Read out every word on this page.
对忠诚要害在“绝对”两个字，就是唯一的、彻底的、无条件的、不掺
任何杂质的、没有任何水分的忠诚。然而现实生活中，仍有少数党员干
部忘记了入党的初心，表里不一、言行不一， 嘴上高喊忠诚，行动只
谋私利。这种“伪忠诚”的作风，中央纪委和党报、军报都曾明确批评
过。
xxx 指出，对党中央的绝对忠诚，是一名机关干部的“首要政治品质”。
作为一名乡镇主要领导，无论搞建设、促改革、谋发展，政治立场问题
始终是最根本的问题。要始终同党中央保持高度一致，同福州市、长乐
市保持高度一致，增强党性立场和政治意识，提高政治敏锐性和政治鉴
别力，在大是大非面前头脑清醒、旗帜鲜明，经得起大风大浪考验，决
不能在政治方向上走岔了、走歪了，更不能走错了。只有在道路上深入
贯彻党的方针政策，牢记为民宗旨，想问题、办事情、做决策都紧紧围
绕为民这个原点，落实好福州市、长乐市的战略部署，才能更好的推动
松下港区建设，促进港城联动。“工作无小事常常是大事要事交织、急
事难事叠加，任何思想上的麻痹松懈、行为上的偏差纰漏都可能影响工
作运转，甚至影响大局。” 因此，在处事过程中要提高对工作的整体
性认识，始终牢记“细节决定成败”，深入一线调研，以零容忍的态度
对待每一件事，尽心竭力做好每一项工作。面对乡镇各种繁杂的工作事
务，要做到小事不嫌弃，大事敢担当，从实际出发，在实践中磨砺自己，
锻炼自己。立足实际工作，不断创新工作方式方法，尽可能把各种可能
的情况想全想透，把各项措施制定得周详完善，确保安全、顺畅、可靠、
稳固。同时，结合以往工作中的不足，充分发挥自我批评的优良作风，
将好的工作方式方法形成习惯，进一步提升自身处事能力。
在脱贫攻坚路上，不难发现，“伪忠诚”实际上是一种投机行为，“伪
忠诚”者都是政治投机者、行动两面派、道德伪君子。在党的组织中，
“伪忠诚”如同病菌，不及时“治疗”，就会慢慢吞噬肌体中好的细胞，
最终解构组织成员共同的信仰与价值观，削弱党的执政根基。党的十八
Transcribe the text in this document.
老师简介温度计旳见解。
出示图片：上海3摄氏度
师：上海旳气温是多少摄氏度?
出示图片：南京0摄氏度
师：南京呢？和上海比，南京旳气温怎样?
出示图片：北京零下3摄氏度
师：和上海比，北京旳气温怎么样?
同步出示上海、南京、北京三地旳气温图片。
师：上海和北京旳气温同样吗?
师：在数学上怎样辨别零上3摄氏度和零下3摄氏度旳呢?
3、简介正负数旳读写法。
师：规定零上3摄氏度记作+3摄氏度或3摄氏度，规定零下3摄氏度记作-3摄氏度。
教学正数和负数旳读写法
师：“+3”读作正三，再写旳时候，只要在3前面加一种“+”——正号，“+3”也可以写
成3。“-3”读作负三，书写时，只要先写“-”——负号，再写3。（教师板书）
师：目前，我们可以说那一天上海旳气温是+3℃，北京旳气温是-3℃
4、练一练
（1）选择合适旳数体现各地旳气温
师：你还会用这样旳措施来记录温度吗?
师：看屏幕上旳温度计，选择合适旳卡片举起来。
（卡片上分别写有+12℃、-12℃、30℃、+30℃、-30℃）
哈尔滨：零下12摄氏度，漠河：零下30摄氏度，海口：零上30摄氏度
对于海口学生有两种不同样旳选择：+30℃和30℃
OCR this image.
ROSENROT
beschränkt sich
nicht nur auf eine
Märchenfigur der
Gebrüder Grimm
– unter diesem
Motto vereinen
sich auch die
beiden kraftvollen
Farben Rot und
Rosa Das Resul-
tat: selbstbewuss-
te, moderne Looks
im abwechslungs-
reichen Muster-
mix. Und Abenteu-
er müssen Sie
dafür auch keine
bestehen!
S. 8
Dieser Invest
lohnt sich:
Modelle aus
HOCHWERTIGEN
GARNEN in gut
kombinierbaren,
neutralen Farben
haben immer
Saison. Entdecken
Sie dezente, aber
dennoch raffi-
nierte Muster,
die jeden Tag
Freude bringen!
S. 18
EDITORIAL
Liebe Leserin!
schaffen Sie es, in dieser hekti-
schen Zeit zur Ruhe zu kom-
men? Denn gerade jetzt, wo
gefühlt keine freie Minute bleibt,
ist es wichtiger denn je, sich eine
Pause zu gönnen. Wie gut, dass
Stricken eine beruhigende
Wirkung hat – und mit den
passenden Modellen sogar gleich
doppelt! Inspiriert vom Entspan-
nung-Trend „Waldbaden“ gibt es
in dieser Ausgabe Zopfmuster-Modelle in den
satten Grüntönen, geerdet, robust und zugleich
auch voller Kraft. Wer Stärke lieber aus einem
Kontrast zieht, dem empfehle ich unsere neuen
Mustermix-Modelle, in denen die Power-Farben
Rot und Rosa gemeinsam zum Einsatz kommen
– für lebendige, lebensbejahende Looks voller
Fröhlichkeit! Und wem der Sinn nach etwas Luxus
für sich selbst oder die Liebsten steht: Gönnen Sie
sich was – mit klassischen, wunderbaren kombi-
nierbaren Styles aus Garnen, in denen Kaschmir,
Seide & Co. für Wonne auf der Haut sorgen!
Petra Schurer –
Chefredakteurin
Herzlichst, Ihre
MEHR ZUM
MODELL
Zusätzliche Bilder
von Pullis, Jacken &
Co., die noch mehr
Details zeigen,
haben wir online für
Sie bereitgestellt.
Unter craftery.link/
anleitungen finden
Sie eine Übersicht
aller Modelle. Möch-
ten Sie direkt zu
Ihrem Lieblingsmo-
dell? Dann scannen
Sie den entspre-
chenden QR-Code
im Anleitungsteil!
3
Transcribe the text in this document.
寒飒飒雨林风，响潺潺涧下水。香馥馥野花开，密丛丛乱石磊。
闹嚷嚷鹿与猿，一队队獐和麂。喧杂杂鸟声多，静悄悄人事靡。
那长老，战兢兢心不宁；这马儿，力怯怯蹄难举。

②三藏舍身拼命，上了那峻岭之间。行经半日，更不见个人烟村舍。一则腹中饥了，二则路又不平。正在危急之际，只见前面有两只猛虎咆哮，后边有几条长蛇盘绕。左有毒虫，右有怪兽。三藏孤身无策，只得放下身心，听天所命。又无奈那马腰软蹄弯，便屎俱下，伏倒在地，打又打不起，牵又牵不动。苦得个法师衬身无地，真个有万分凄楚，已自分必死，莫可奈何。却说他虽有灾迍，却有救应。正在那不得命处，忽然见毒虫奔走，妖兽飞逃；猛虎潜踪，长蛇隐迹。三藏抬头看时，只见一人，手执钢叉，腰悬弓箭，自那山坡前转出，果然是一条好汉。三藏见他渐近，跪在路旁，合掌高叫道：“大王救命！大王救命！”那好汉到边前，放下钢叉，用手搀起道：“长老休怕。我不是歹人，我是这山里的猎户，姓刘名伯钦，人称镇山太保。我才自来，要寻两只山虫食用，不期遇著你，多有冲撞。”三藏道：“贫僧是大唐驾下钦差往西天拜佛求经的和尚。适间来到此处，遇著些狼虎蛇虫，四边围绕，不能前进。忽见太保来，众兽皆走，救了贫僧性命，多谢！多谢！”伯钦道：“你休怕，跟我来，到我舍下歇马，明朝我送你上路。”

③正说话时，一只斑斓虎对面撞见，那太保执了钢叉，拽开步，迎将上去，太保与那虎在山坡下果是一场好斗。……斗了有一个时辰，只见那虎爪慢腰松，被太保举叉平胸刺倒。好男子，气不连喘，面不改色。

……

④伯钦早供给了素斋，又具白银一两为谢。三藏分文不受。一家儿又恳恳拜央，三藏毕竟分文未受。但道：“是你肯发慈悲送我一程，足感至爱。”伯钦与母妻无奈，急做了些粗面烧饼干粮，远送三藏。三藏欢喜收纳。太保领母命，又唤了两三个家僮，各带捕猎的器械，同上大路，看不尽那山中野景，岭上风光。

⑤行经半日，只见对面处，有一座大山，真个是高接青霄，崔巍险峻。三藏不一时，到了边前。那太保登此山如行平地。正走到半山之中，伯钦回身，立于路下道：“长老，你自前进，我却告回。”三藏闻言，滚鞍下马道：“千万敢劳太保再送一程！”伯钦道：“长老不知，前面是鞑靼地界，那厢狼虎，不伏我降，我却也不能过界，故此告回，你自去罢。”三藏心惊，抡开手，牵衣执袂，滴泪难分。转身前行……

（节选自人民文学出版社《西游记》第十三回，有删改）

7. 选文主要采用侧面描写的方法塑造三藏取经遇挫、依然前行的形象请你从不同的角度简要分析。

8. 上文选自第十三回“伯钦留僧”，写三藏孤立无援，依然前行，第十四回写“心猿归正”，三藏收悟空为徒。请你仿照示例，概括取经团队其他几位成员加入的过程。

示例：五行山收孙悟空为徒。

- **Problem requirements**
Find the lines with the string "this" and reproduce them.

- **Written response**
Read out every word on this page.
Transcribe the text in this document.
OCR this image.
Transcribe the text in this document.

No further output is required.